** Begin INFORMATION PROVIDED **
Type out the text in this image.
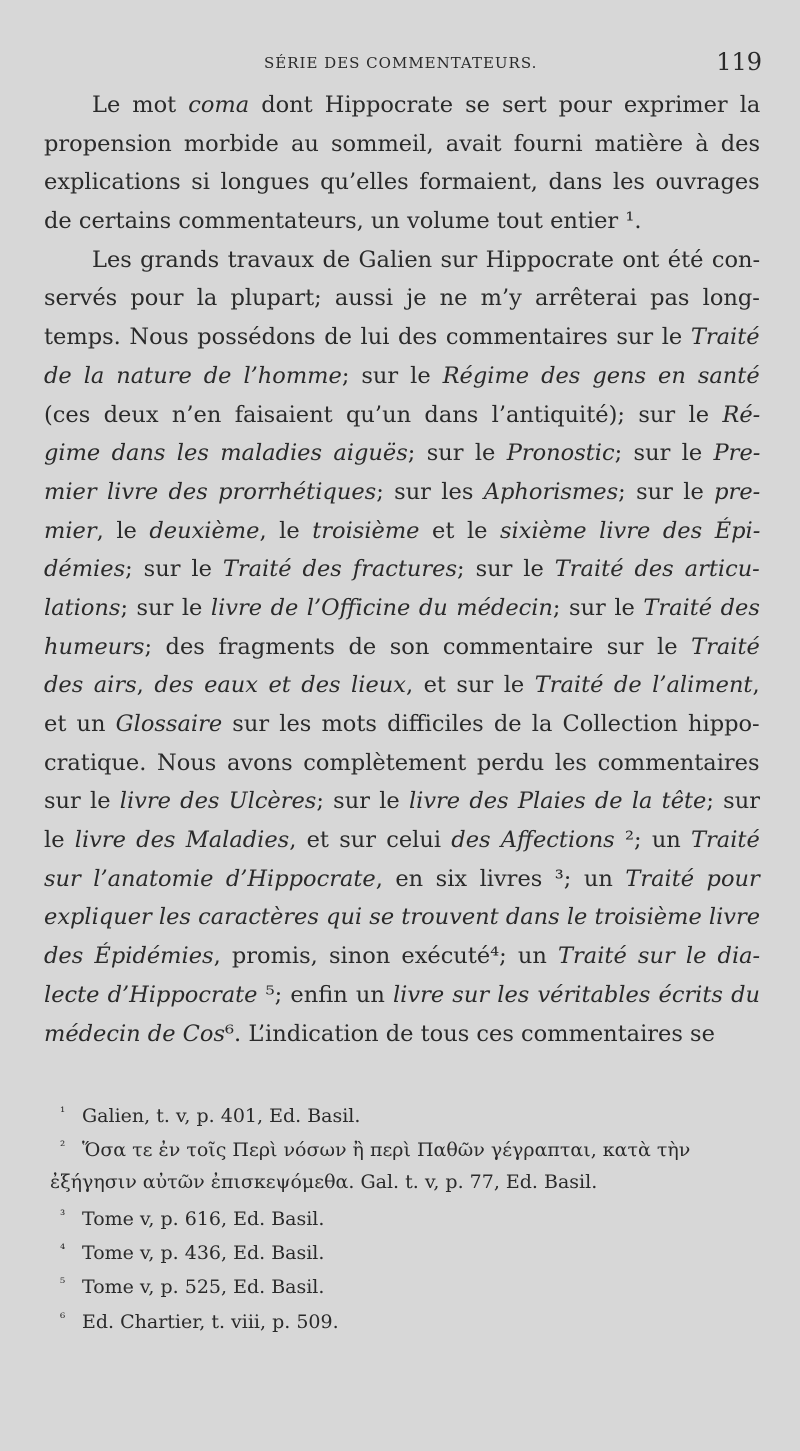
SÉRIE DES COMMENTATEURS.	119
Le mot coma dont Hippocrate se sert pour exprimer la
propension morbide au sommeil, avait fourni matière à des
explications si longues qu’elles formaient, dans les ouvrages
de certains commentateurs, un volume tout entier ¹.
Les grands travaux de Galien sur Hippocrate ont été con-
servés pour la plupart; aussi je ne m’y arrêterai pas long-
temps. Nous possédons de lui des commentaires sur le Traité
de la nature de l’homme; sur le Régime des gens en santé
(ces deux n’en faisaient qu’un dans l’antiquité); sur le Ré-
gime dans les maladies aiguës; sur le Pronostic; sur le Pre-
mier livre des prorrhétiques; sur les Aphorismes; sur le pre-
mier, le deuxième, le troisième et le sixième livre des Épi-
démies; sur le Traité des fractures; sur le Traité des articu-
lations; sur le livre de l’Officine du médecin; sur le Traité des
humeurs; des fragments de son commentaire sur le Traité
des airs, des eaux et des lieux, et sur le Traité de l’aliment,
et un Glossaire sur les mots difficiles de la Collection hippo-
cratique. Nous avons complètement perdu les commentaires
sur le livre des Ulcères; sur le livre des Plaies de la tête; sur
le livre des Maladies, et sur celui des Affections ²; un Traité
sur l’anatomie d’Hippocrate, en six livres ³; un Traité pour
expliquer les caractères qui se trouvent dans le troisième livre
des Épidémies, promis, sinon exécuté⁴; un Traité sur le dia-
lecte d’Hippocrate ⁵; enfin un livre sur les véritables écrits du
médecin de Cos⁶. L’indication de tous ces commentaires se
¹ Galien, t. v, p. 401, Ed. Basil.
² Ὅσα τε ἐν τοῖς Περὶ νόσων ἢ περὶ Παθῶν γέγραπται, κατὰ τὴν
ἐξήγησιν αὐτῶν ἐπισκεψόμεθα. Gal. t. v, p. 77, Ed. Basil.
³ Tome v, p. 616, Ed. Basil.
⁴ Tome v, p. 436, Ed. Basil.
⁵ Tome v, p. 525, Ed. Basil.
⁶ Ed. Chartier, t. viii, p. 509.
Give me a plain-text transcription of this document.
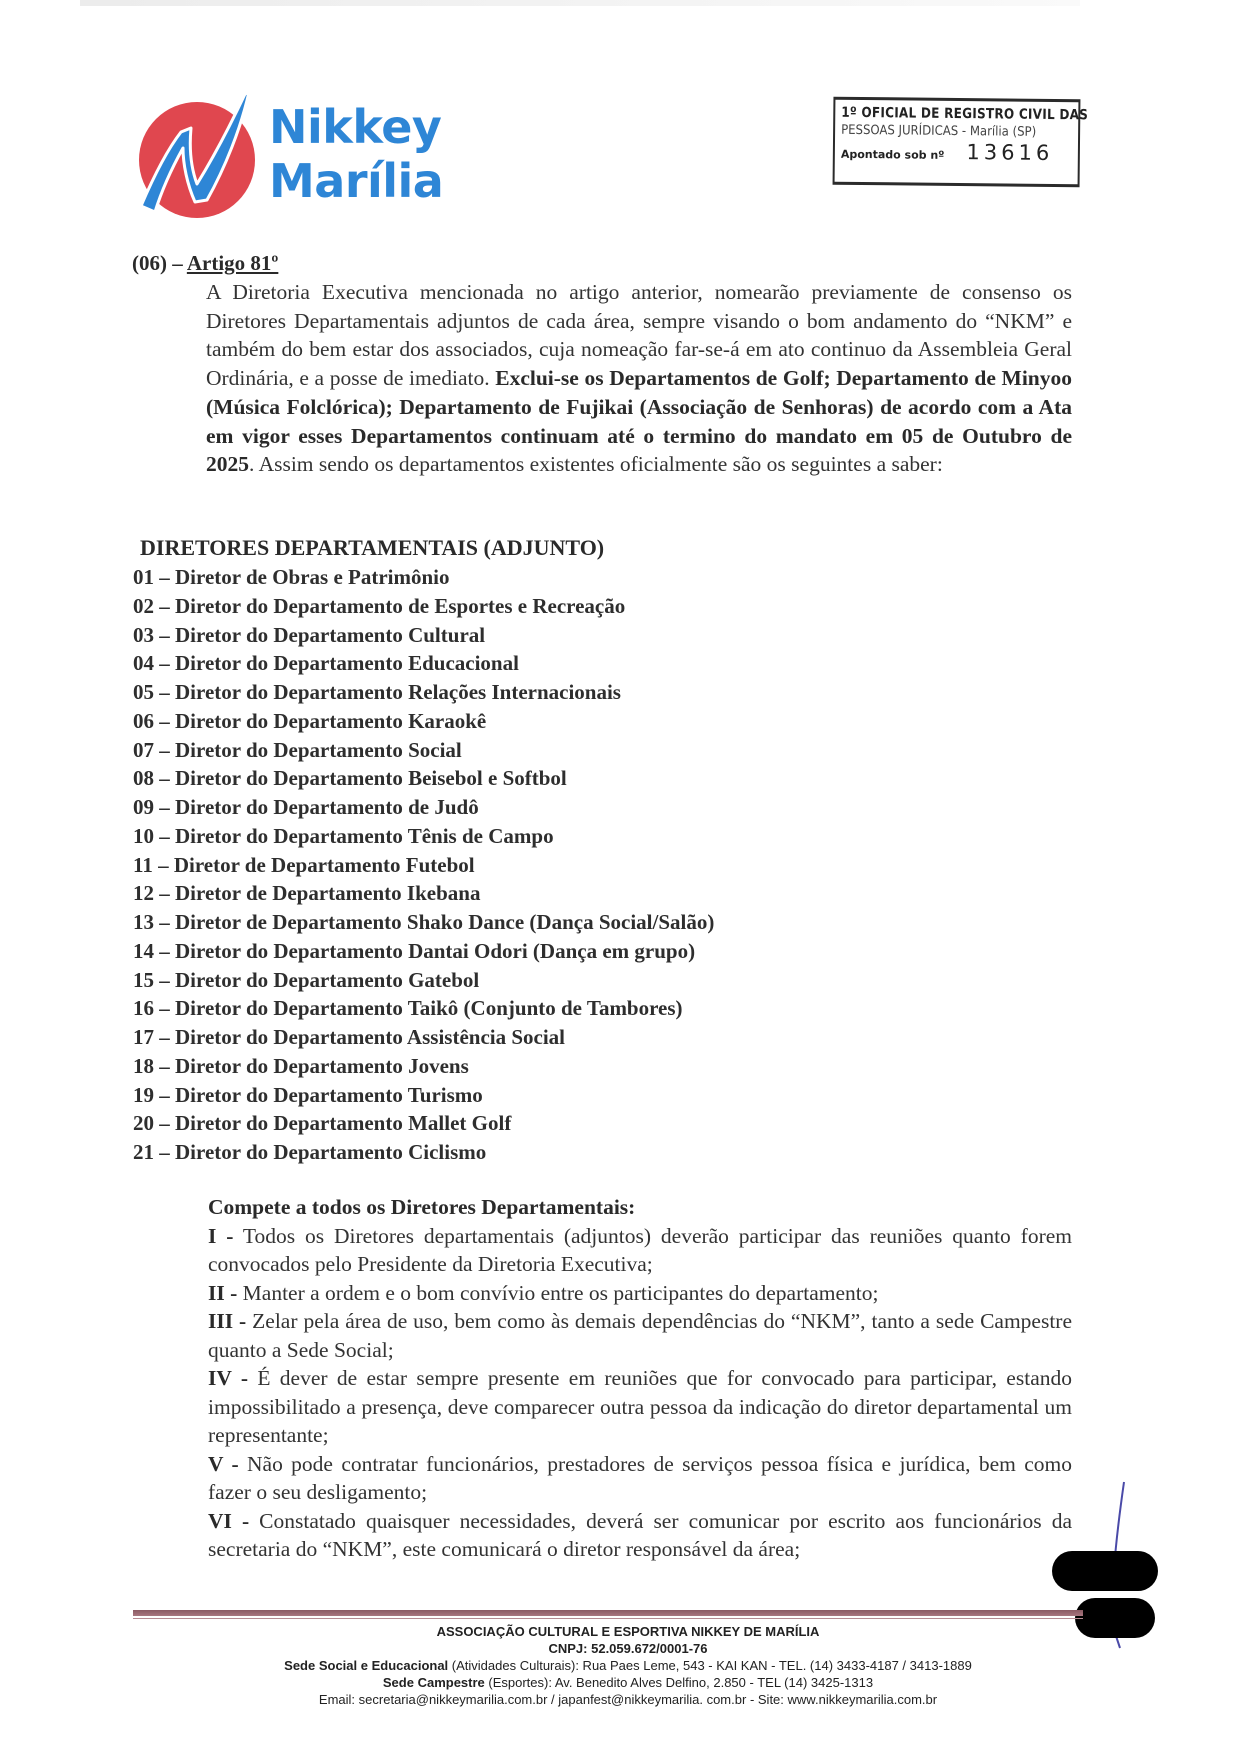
Nikkey
Marília
1º OFICIAL DE REGISTRO CIVIL DAS
PESSOAS JURÍDICAS - Marília (SP)
Apontado sob nº 13616
(06) – Artigo 81º
A Diretoria Executiva mencionada no artigo anterior, nomearão previamente de consenso os Diretores Departamentais adjuntos de cada área, sempre visando o bom andamento do “NKM” e também do bem estar dos associados, cuja nomeação far-se-á em ato continuo da Assembleia Geral Ordinária, e a posse de imediato. Exclui-se os Departamentos de Golf; Departamento de Minyoo (Música Folclórica); Departamento de Fujikai (Associação de Senhoras) de acordo com a Ata em vigor esses Departamentos continuam até o termino do mandato em 05 de Outubro de 2025. Assim sendo os departamentos existentes oficialmente são os seguintes a saber:
DIRETORES DEPARTAMENTAIS (ADJUNTO)
01 – Diretor de Obras e Patrimônio
02 – Diretor do Departamento de Esportes e Recreação
03 – Diretor do Departamento Cultural
04 – Diretor do Departamento Educacional
05 – Diretor do Departamento Relações Internacionais
06 – Diretor do Departamento Karaokê
07 – Diretor do Departamento Social
08 – Diretor do Departamento Beisebol e Softbol
09 – Diretor do Departamento de Judô
10 – Diretor do Departamento Tênis de Campo
11 – Diretor de Departamento Futebol
12 – Diretor de Departamento Ikebana
13 – Diretor de Departamento Shako Dance (Dança Social/Salão)
14 – Diretor do Departamento Dantai Odori (Dança em grupo)
15 – Diretor do Departamento Gatebol
16 – Diretor do Departamento Taikô (Conjunto de Tambores)
17 – Diretor do Departamento Assistência Social
18 – Diretor do Departamento Jovens
19 – Diretor do Departamento Turismo
20 – Diretor do Departamento Mallet Golf
21 – Diretor do Departamento Ciclismo
Compete a todos os Diretores Departamentais:

I - Todos os Diretores departamentais (adjuntos) deverão participar das reuniões quanto forem convocados pelo Presidente da Diretoria Executiva;

II - Manter a ordem e o bom convívio entre os participantes do departamento;

III - Zelar pela área de uso, bem como às demais dependências do “NKM”, tanto a sede Campestre quanto a Sede Social;

IV - É dever de estar sempre presente em reuniões que for convocado para participar, estando impossibilitado a presença, deve comparecer outra pessoa da indicação do diretor departamental um representante;

V - Não pode contratar funcionários, prestadores de serviços pessoa física e jurídica, bem como fazer o seu desligamento;

VI - Constatado quaisquer necessidades, deverá ser comunicar por escrito aos funcionários da secretaria do “NKM”, este comunicará o diretor responsável da área;

ASSOCIAÇÃO CULTURAL E ESPORTIVA NIKKEY DE MARÍLIA
CNPJ: 52.059.672/0001-76
Sede Social e Educacional (Atividades Culturais): Rua Paes Leme, 543 - KAI KAN - TEL. (14) 3433-4187 / 3413-1889
Sede Campestre (Esportes): Av. Benedito Alves Delfino, 2.850 - TEL (14) 3425-1313
Email: secretaria@nikkeymarilia.com.br / japanfest@nikkeymarilia. com.br - Site: www.nikkeymarilia.com.br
** End INFORMATION PROVIDED **
EXERCISE PROMPT:
From the entries above, copy every line that holds the word "Traité".

TASK RESULT:
temps. Nous possédons de lui des commentaires sur le Traité
démies; sur le Traité des fractures; sur le Traité des articu-
lations; sur le livre de l’Officine du médecin; sur le Traité des
humeurs; des fragments de son commentaire sur le Traité
des airs, des eaux et des lieux, et sur le Traité de l’aliment,
le livre des Maladies, et sur celui des Affections ²; un Traité
sur l’anatomie d’Hippocrate, en six livres ³; un Traité pour
des Épidémies, promis, sinon exécuté⁴; un Traité sur le dia-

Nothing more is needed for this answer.